Given request – Report back each line of the records that contains the string "took".

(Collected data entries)
* * *

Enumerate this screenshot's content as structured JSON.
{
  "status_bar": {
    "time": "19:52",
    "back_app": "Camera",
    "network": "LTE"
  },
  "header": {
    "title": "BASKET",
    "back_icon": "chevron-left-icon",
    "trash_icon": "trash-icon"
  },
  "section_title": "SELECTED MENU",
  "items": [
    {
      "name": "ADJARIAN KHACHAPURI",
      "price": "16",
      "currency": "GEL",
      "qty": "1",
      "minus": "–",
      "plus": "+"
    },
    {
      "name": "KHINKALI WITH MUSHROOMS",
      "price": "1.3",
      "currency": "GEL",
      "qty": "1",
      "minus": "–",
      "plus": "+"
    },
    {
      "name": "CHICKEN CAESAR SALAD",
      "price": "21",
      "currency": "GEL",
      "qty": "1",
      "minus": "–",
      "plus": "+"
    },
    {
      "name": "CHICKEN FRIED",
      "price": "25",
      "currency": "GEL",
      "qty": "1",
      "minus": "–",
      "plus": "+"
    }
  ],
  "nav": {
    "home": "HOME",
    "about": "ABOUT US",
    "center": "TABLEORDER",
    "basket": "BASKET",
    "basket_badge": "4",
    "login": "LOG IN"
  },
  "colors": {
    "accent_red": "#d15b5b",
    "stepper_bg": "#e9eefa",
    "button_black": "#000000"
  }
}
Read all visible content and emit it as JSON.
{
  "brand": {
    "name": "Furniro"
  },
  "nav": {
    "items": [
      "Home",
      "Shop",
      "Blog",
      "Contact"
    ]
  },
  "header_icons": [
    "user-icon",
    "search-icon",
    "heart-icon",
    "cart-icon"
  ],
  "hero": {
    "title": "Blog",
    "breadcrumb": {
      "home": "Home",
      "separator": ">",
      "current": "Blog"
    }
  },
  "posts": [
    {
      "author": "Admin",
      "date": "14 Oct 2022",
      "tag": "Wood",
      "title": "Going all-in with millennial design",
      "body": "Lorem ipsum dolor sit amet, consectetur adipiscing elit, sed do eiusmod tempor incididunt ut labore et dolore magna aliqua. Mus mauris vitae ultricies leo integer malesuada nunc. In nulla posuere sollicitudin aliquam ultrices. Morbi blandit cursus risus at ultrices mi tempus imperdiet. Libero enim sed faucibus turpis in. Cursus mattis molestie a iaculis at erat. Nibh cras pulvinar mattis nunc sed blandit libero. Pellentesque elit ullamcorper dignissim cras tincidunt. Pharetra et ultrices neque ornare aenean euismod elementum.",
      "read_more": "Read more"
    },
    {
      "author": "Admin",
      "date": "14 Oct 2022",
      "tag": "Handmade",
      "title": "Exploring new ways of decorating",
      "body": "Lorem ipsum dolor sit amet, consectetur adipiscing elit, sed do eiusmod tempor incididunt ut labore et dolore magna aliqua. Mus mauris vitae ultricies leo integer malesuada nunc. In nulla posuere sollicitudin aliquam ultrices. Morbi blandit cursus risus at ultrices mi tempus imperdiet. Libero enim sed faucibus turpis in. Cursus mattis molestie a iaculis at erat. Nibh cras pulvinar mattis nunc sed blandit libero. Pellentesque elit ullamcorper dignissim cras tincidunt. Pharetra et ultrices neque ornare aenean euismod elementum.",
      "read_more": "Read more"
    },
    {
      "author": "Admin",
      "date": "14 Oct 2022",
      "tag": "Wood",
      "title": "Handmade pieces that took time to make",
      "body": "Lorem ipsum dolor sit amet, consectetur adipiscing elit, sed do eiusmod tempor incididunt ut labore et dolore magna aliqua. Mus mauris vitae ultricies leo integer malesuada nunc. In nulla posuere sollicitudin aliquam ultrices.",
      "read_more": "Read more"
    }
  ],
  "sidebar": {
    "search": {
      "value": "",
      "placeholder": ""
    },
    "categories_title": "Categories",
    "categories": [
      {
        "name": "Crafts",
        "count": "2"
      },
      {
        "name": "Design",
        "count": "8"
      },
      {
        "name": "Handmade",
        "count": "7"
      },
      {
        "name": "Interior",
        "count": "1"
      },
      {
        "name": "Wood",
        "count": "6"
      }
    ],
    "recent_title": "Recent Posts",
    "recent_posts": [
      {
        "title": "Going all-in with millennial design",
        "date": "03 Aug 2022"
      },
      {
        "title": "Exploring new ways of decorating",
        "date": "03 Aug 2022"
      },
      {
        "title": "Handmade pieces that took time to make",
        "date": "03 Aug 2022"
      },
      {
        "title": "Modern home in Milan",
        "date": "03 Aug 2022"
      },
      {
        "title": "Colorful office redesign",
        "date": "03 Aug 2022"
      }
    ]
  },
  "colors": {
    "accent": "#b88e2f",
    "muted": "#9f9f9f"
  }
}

* * *

Solution to this problem –
      "title": "Handmade pieces that took time to make",
        "title": "Handmade pieces that took time to make",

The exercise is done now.